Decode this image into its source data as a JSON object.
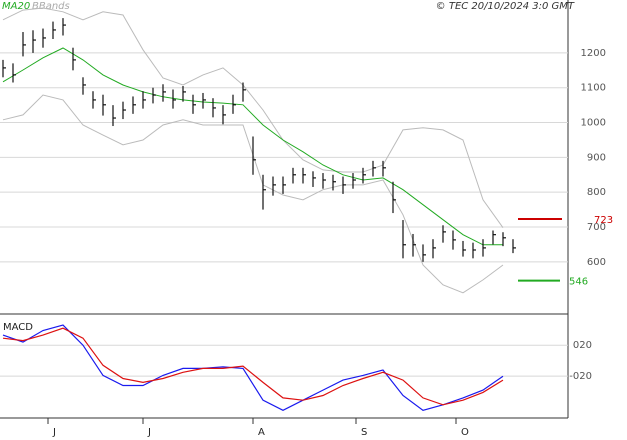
{
  "chart_data": [
    {
      "type": "stock",
      "credit": "© TEC 20/10/2024 3:0 GMT",
      "x": [
        0,
        2,
        4,
        6,
        8,
        10,
        12,
        14,
        16,
        18,
        20,
        22,
        24,
        26,
        28,
        30,
        32,
        34,
        36,
        38,
        40,
        42,
        44,
        46,
        48,
        50,
        52,
        54,
        56,
        58,
        60,
        62,
        64,
        66,
        68,
        70,
        72,
        74,
        76,
        78,
        80,
        82,
        84,
        86,
        88,
        90,
        92,
        94,
        96,
        98,
        100,
        102
      ],
      "high": [
        1180,
        1170,
        1260,
        1265,
        1270,
        1290,
        1300,
        1215,
        1130,
        1090,
        1080,
        1050,
        1060,
        1075,
        1090,
        1100,
        1110,
        1095,
        1105,
        1080,
        1085,
        1070,
        1050,
        1080,
        1115,
        960,
        850,
        845,
        845,
        870,
        870,
        860,
        855,
        850,
        845,
        855,
        870,
        890,
        890,
        830,
        720,
        680,
        650,
        665,
        705,
        690,
        660,
        655,
        665,
        690,
        685,
        665
      ],
      "low": [
        1130,
        1115,
        1190,
        1200,
        1215,
        1240,
        1250,
        1150,
        1080,
        1040,
        1020,
        990,
        1010,
        1025,
        1040,
        1055,
        1060,
        1040,
        1060,
        1025,
        1040,
        1015,
        995,
        1025,
        1060,
        850,
        750,
        790,
        795,
        825,
        825,
        815,
        810,
        805,
        795,
        810,
        825,
        845,
        845,
        740,
        610,
        615,
        600,
        610,
        655,
        635,
        615,
        610,
        615,
        650,
        645,
        625
      ],
      "close": [
        1157,
        1137,
        1223,
        1237,
        1243,
        1266,
        1280,
        1180,
        1108,
        1065,
        1051,
        1013,
        1036,
        1051,
        1065,
        1079,
        1088,
        1065,
        1088,
        1051,
        1065,
        1042,
        1022,
        1051,
        1094,
        893,
        807,
        821,
        821,
        850,
        850,
        841,
        835,
        830,
        821,
        835,
        850,
        870,
        870,
        778,
        649,
        649,
        620,
        640,
        686,
        663,
        634,
        634,
        640,
        678,
        669,
        640
      ],
      "series": [
        {
          "name": "MA20",
          "color": "#22aa22",
          "x": [
            0,
            4,
            8,
            12,
            16,
            20,
            24,
            28,
            32,
            36,
            40,
            44,
            48,
            52,
            56,
            60,
            64,
            68,
            72,
            76,
            80,
            84,
            88,
            92,
            96,
            100
          ],
          "values": [
            1117,
            1151,
            1186,
            1214,
            1180,
            1137,
            1108,
            1088,
            1074,
            1065,
            1059,
            1056,
            1051,
            993,
            950,
            916,
            878,
            850,
            835,
            841,
            807,
            764,
            721,
            678,
            649,
            649
          ]
        },
        {
          "name": "BBands",
          "color": "#bbbbbb",
          "x": [
            0,
            4,
            8,
            12,
            16,
            20,
            24,
            28,
            32,
            36,
            40,
            44,
            48,
            52,
            56,
            60,
            64,
            68,
            72,
            76,
            80,
            84,
            88,
            92,
            96,
            100
          ],
          "upper": [
            1295,
            1323,
            1329,
            1318,
            1295,
            1318,
            1309,
            1209,
            1128,
            1108,
            1137,
            1157,
            1108,
            1036,
            950,
            893,
            864,
            858,
            858,
            878,
            979,
            985,
            979,
            950,
            778,
            698
          ],
          "lower": [
            1008,
            1022,
            1079,
            1065,
            993,
            964,
            936,
            950,
            993,
            1008,
            993,
            993,
            993,
            821,
            792,
            778,
            807,
            821,
            821,
            835,
            735,
            591,
            534,
            511,
            548,
            591
          ]
        }
      ],
      "levels": [
        {
          "value": 723,
          "color": "#cc0000"
        },
        {
          "value": 546,
          "color": "#22aa22"
        }
      ],
      "xlim": [
        -0.6,
        113
      ],
      "xticks": [
        {
          "value": 9,
          "label": "J"
        },
        {
          "value": 28,
          "label": "J"
        },
        {
          "value": 50,
          "label": "A"
        },
        {
          "value": 70.6,
          "label": "S"
        },
        {
          "value": 90.6,
          "label": "O"
        }
      ],
      "ylim": [
        453,
        1352
      ],
      "yticks": [
        600,
        700,
        800,
        900,
        1000,
        1100,
        1200
      ],
      "grid": true
    },
    {
      "type": "line",
      "title": "MACD",
      "xlim": [
        -0.6,
        113
      ],
      "ylim": [
        -74,
        59
      ],
      "yticks": [
        {
          "value": 20,
          "label": "020"
        },
        {
          "value": -20,
          "label": "-020"
        }
      ],
      "grid": true,
      "series": [
        {
          "color": "#1a1aee",
          "x": [
            0,
            4,
            8,
            12,
            16,
            20,
            24,
            28,
            32,
            36,
            40,
            44,
            48,
            52,
            56,
            60,
            64,
            68,
            72,
            76,
            80,
            84,
            88,
            92,
            96,
            100
          ],
          "values": [
            33,
            24,
            39,
            46,
            20,
            -19,
            -32,
            -32,
            -19,
            -10,
            -10,
            -8,
            -10,
            -51,
            -64,
            -51,
            -38,
            -25,
            -19,
            -12,
            -45,
            -64,
            -57,
            -48,
            -38,
            -20
          ]
        },
        {
          "color": "#dd1111",
          "x": [
            0,
            4,
            8,
            12,
            16,
            20,
            24,
            28,
            32,
            36,
            40,
            44,
            48,
            52,
            56,
            60,
            64,
            68,
            72,
            76,
            80,
            84,
            88,
            92,
            96,
            100
          ],
          "values": [
            29,
            26,
            33,
            42,
            29,
            -6,
            -23,
            -28,
            -23,
            -15,
            -10,
            -10,
            -7,
            -28,
            -48,
            -51,
            -45,
            -32,
            -23,
            -15,
            -25,
            -48,
            -57,
            -51,
            -41,
            -25
          ]
        }
      ]
    }
  ]
}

* * *

Report the number of lines in the listing that include the string "label"; give nothing but the number.

● **Exercise solution**: 7